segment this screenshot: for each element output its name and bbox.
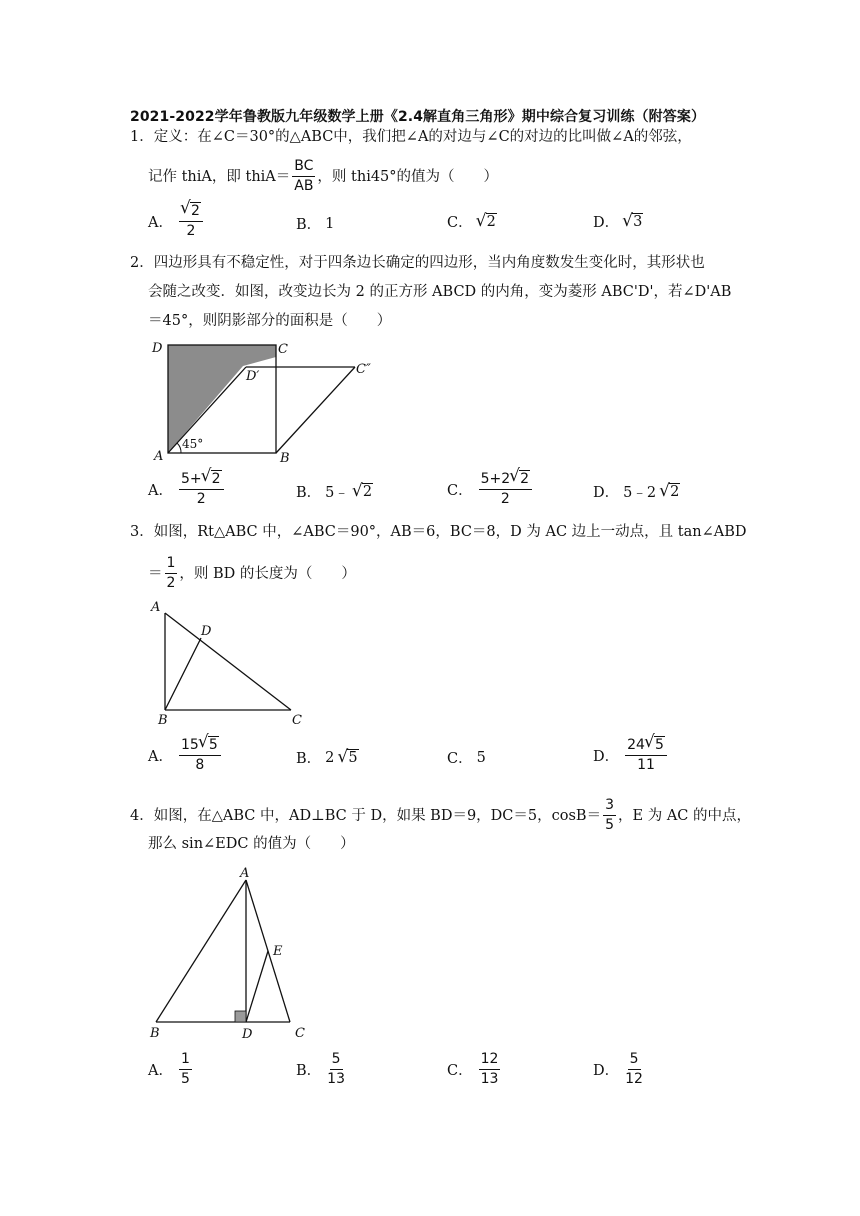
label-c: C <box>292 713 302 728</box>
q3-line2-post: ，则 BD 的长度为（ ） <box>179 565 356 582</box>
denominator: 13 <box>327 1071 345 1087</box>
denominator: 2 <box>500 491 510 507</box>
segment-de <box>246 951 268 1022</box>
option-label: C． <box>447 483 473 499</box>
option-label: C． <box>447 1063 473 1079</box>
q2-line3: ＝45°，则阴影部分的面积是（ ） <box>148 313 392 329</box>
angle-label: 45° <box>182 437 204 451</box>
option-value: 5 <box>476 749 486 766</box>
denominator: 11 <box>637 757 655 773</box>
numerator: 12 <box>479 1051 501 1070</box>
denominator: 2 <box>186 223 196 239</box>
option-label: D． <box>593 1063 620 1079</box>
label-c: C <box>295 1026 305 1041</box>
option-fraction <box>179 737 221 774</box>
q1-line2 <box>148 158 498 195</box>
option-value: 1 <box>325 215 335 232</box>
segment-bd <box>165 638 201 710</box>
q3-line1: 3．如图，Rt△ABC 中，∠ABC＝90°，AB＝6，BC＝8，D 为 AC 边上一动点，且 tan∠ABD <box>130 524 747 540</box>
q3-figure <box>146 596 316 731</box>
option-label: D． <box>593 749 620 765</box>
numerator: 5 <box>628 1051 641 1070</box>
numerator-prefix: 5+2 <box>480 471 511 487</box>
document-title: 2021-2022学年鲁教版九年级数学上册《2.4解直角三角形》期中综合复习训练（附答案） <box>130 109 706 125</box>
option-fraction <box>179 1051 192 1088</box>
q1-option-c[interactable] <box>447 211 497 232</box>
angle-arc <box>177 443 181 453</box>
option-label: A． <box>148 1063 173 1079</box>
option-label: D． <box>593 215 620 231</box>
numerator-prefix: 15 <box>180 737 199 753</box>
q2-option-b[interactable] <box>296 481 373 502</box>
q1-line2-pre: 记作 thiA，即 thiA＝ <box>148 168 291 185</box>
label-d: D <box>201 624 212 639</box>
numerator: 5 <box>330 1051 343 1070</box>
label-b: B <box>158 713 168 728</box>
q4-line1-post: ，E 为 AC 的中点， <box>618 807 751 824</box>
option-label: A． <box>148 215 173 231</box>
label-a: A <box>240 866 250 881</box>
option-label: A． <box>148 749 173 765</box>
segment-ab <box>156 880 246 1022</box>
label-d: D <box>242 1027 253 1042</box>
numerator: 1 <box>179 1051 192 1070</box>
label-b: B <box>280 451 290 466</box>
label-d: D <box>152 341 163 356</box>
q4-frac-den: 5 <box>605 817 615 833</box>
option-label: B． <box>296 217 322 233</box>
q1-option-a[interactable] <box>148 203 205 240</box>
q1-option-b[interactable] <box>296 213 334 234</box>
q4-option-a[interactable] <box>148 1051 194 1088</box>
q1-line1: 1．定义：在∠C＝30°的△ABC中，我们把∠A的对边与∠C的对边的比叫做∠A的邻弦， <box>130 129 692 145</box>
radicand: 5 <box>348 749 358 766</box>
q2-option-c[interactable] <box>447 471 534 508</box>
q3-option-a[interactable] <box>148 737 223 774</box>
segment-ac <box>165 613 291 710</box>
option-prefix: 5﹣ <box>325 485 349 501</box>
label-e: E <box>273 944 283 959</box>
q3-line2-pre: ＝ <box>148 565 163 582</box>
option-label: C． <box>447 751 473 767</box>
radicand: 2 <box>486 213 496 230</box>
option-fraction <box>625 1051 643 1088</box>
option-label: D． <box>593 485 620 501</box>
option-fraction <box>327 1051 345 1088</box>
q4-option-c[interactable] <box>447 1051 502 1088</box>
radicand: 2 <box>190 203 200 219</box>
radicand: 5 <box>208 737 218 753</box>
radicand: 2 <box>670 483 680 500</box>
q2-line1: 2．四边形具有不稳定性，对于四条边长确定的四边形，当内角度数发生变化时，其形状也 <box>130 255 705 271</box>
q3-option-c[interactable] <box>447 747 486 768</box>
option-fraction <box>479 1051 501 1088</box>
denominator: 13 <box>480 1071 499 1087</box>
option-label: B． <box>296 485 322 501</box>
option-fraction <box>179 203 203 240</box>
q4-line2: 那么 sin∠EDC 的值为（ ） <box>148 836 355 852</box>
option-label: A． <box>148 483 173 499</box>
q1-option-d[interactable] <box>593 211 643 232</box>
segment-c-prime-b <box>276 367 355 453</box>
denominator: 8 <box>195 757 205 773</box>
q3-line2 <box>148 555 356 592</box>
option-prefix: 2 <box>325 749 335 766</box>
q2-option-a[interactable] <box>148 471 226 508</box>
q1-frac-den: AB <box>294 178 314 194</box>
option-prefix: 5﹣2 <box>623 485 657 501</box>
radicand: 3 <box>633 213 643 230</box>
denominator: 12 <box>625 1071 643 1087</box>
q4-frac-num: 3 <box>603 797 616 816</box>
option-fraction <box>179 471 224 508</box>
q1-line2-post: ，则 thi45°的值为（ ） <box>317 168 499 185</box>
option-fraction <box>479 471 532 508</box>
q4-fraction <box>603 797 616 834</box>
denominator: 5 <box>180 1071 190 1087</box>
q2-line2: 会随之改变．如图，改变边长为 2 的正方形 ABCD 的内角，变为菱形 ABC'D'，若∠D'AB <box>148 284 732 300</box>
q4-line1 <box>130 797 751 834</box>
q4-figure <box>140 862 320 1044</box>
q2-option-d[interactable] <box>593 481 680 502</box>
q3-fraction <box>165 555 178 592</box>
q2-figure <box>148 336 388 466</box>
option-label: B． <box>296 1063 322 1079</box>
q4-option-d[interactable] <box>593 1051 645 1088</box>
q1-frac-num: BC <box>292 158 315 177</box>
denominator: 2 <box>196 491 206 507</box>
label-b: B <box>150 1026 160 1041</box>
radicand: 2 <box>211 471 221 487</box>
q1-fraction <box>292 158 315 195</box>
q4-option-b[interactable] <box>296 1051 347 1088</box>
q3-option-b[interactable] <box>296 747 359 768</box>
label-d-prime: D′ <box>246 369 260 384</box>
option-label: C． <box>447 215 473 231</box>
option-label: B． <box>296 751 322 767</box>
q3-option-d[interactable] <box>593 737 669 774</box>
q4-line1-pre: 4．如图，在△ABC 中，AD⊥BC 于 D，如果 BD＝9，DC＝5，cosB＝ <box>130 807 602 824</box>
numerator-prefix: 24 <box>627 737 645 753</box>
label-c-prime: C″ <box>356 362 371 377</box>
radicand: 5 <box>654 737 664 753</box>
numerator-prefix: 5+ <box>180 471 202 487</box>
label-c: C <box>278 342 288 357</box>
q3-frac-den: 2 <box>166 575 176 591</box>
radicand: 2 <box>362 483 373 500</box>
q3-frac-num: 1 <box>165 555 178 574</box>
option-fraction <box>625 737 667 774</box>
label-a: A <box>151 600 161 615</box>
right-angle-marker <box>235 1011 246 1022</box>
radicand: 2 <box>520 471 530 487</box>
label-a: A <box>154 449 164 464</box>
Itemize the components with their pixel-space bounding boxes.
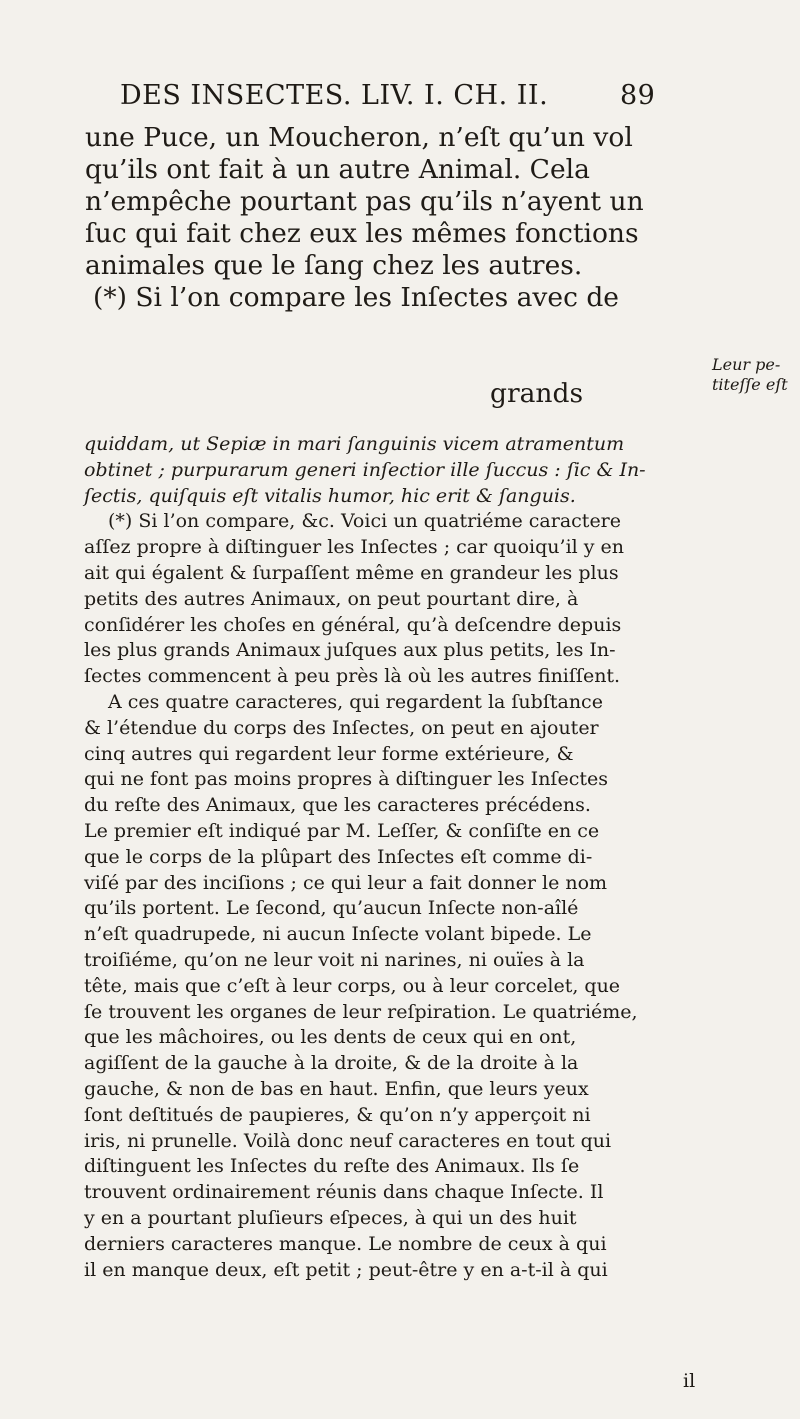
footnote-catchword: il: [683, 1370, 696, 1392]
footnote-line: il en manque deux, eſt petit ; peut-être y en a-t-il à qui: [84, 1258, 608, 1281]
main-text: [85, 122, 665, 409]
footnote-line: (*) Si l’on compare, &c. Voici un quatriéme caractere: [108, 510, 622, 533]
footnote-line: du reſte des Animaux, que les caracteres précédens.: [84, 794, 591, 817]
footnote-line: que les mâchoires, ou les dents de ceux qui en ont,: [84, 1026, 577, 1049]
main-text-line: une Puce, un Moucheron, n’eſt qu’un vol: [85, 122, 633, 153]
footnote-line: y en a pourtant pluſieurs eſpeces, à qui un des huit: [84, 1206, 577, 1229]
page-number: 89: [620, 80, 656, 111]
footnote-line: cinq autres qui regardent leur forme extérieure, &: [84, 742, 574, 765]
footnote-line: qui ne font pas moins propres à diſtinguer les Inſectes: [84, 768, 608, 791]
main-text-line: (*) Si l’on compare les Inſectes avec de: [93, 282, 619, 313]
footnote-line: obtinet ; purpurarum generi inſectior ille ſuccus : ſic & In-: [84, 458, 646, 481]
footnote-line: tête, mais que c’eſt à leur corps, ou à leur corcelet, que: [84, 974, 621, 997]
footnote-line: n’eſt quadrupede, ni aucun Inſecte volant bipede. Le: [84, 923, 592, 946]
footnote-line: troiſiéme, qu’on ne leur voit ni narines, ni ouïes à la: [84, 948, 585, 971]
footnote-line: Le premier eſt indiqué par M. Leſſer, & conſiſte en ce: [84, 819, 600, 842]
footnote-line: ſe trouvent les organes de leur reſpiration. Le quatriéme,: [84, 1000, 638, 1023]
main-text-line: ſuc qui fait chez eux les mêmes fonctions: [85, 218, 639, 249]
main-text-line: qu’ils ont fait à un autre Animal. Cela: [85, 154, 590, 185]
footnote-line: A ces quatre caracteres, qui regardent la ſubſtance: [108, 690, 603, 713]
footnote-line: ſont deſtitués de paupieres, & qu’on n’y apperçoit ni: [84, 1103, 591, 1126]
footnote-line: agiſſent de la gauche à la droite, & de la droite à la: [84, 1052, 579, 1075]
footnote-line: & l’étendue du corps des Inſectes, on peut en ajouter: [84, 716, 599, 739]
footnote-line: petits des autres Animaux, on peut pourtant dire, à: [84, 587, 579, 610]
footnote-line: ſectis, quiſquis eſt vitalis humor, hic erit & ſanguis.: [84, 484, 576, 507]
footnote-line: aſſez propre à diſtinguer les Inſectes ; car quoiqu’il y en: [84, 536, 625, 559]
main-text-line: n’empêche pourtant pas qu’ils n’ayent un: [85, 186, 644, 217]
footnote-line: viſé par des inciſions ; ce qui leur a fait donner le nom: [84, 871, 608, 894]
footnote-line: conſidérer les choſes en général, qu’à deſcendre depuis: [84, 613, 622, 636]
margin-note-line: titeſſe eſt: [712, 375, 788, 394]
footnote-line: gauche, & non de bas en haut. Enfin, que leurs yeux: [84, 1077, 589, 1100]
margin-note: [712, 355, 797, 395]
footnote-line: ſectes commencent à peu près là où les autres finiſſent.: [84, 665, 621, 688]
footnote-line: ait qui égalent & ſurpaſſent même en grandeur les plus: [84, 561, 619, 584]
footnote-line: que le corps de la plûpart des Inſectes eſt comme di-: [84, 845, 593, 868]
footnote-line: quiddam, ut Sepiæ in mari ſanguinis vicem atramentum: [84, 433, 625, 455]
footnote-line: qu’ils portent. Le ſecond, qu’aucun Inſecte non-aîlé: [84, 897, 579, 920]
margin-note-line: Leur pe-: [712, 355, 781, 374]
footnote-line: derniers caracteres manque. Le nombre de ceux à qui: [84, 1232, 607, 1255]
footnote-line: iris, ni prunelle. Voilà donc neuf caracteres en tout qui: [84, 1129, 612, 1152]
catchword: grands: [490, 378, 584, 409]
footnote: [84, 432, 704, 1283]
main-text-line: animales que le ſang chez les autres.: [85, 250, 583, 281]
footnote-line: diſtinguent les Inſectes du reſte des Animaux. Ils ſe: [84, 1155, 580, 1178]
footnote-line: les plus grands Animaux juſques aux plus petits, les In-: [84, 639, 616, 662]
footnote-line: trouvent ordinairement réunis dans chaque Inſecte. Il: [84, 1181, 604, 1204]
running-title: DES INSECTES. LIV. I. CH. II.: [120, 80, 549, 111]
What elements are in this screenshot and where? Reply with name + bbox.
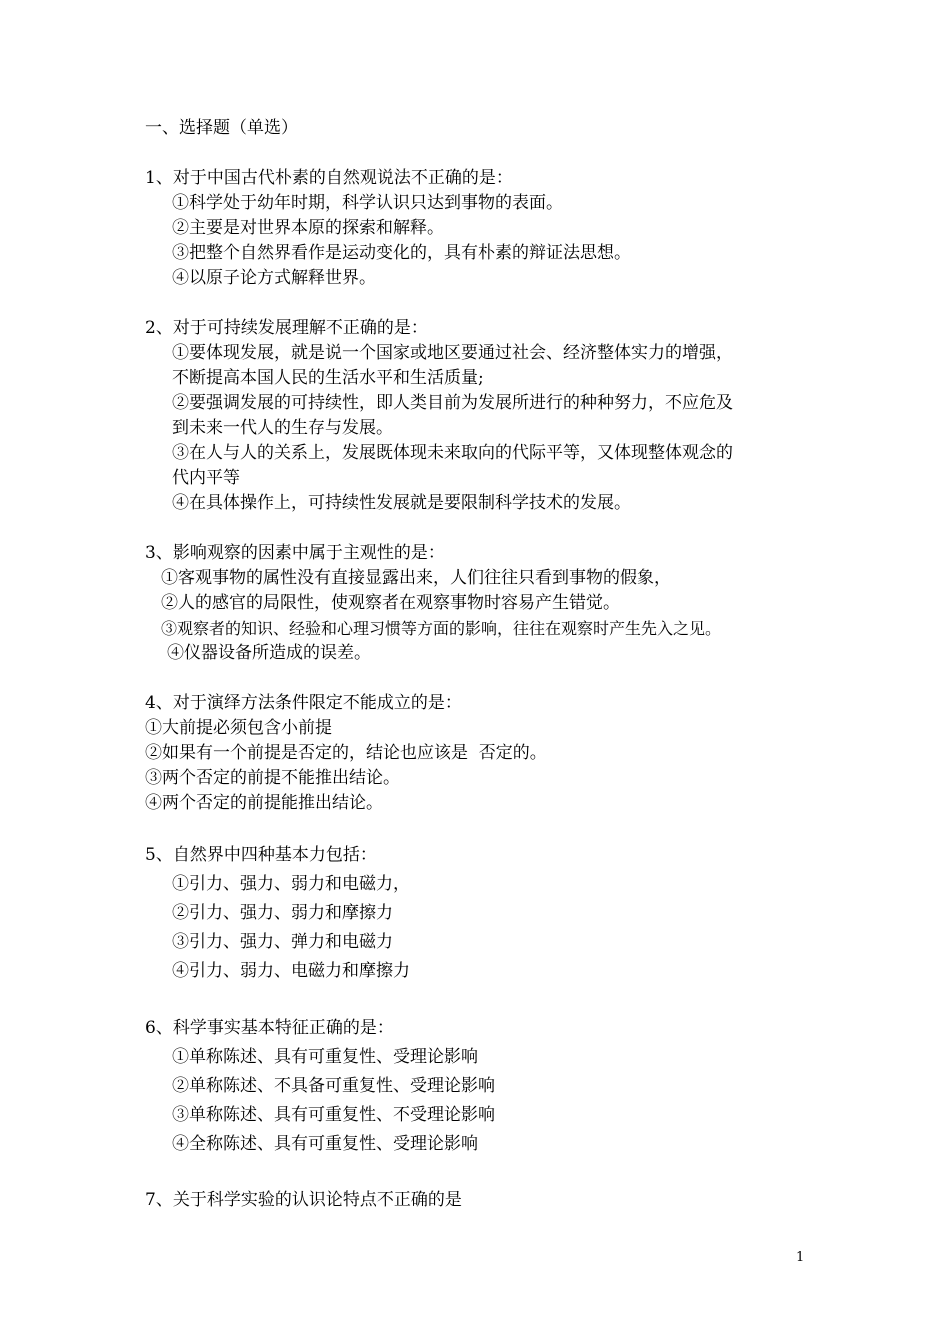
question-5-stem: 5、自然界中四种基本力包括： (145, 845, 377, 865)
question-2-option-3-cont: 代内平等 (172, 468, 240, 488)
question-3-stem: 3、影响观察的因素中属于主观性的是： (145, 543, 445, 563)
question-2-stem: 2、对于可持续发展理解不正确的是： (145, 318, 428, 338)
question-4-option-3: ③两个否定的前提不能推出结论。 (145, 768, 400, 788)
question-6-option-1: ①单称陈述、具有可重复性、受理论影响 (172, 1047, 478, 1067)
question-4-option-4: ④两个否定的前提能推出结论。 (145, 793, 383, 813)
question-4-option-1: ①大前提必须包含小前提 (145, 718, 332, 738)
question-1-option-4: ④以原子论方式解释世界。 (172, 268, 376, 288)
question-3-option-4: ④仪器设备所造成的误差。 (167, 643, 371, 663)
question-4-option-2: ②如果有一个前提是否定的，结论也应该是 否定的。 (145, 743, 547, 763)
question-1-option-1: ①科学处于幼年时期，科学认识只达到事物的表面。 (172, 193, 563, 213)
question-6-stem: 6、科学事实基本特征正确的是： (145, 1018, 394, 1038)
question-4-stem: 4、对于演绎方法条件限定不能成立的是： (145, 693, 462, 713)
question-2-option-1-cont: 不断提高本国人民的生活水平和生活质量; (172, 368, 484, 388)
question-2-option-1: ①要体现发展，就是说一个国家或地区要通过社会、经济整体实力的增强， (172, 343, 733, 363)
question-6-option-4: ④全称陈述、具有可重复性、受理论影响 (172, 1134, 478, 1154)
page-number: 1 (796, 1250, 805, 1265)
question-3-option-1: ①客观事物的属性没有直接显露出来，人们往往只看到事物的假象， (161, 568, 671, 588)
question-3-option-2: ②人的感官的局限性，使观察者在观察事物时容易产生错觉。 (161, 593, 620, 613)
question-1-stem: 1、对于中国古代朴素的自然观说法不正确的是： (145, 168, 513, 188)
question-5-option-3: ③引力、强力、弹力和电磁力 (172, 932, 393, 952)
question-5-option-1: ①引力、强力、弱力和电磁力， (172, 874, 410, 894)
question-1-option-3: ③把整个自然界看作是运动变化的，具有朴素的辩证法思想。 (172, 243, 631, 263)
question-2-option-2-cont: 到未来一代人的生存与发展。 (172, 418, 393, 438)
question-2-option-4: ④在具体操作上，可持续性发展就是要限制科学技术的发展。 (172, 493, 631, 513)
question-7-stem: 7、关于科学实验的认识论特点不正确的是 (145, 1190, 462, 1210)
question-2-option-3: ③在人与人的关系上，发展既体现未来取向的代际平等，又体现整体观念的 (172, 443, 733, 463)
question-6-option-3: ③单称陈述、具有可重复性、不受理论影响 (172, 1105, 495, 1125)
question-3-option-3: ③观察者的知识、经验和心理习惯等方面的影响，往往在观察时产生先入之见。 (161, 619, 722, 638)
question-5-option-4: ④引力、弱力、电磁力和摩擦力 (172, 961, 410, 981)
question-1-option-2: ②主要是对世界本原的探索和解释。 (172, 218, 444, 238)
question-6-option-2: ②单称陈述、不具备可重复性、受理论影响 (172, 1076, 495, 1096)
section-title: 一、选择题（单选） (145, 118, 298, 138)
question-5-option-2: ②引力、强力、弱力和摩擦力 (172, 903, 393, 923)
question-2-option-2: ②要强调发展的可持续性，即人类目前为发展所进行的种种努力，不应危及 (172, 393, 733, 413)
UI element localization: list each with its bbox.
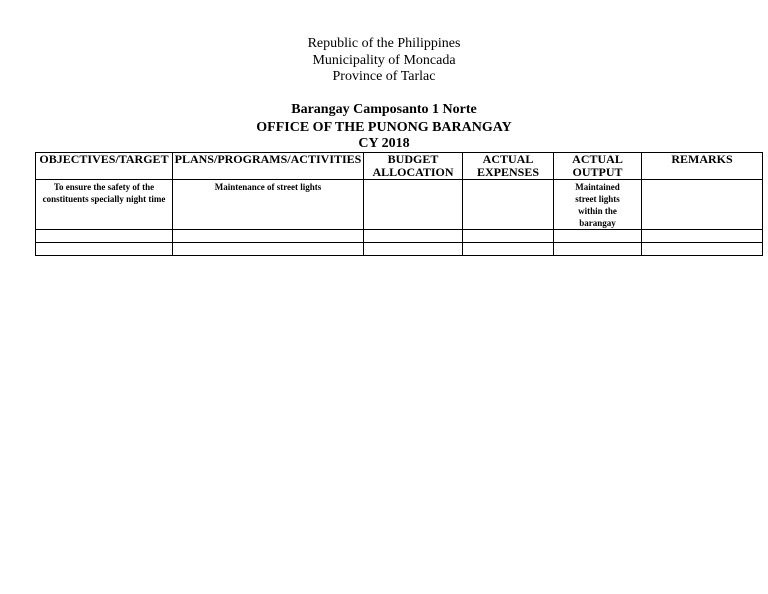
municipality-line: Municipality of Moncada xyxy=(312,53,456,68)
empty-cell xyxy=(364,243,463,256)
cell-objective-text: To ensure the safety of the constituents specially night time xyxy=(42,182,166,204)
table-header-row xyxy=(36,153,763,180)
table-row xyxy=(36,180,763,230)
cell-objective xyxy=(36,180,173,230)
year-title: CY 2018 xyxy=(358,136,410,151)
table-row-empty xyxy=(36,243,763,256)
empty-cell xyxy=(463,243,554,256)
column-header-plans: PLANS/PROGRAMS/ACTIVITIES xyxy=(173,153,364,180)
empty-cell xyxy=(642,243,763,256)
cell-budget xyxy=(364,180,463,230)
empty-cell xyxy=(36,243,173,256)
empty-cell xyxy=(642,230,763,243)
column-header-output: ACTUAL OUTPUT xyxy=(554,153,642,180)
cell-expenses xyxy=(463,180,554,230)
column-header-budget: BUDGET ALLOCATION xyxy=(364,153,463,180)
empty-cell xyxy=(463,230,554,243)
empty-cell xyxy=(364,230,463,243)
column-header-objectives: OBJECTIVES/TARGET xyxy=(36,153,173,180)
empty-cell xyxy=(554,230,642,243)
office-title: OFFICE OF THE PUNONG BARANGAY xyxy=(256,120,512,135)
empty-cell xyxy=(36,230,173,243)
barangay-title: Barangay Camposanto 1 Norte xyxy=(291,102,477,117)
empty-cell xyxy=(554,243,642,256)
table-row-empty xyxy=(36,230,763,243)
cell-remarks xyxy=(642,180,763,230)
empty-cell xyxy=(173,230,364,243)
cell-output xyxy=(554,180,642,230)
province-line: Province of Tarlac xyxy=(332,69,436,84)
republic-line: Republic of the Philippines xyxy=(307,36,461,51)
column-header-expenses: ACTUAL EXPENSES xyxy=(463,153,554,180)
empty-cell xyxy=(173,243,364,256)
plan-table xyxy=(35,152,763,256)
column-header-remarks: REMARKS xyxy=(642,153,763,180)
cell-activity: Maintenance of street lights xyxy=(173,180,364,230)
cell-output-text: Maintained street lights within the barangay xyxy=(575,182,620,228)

* **PROBLEM DETAILS**
Return the records from the line with "label-c: C <box>292 713 302 728</box>" up to and including the line with "angle-arc <box>177 443 181 453</box>", copied exactly, and nothing else.

* **PROBLEM SOLUTION**
label-c: C <box>292 713 302 728</box>
q3-line2-post: ，则 BD 的长度为（ ） <box>179 565 356 582</box>
denominator: 13 <box>327 1071 345 1087</box>
denominator: 2 <box>500 491 510 507</box>
segment-de <box>246 951 268 1022</box>
option-label: C． <box>447 483 473 499</box>
option-label: C． <box>447 1063 473 1079</box>
q2-line3: ＝45°，则阴影部分的面积是（ ） <box>148 313 392 329</box>
angle-label: 45° <box>182 437 204 451</box>
option-value: 5 <box>476 749 486 766</box>
denominator: 11 <box>637 757 655 773</box>
numerator: 12 <box>479 1051 501 1070</box>
denominator: 2 <box>186 223 196 239</box>
option-label: D． <box>593 1063 620 1079</box>
label-c: C <box>295 1026 305 1041</box>
option-fraction <box>179 737 221 774</box>
q1-line2 <box>148 158 498 195</box>
option-value: 1 <box>325 215 335 232</box>
segment-bd <box>165 638 201 710</box>
q3-line1: 3．如图，Rt△ABC 中，∠ABC＝90°，AB＝6，BC＝8，D 为 AC 边上一动点，且 tan∠ABD <box>130 524 747 540</box>
q3-figure <box>146 596 316 731</box>
option-label: D． <box>593 749 620 765</box>
numerator: 5 <box>628 1051 641 1070</box>
numerator-prefix: 5+2 <box>480 471 511 487</box>
document-title: 2021-2022学年鲁教版九年级数学上册《2.4解直角三角形》期中综合复习训练（附答案） <box>130 109 706 125</box>
option-fraction <box>179 1051 192 1088</box>
q1-option-c[interactable] <box>447 211 497 232</box>
angle-arc <box>177 443 181 453</box>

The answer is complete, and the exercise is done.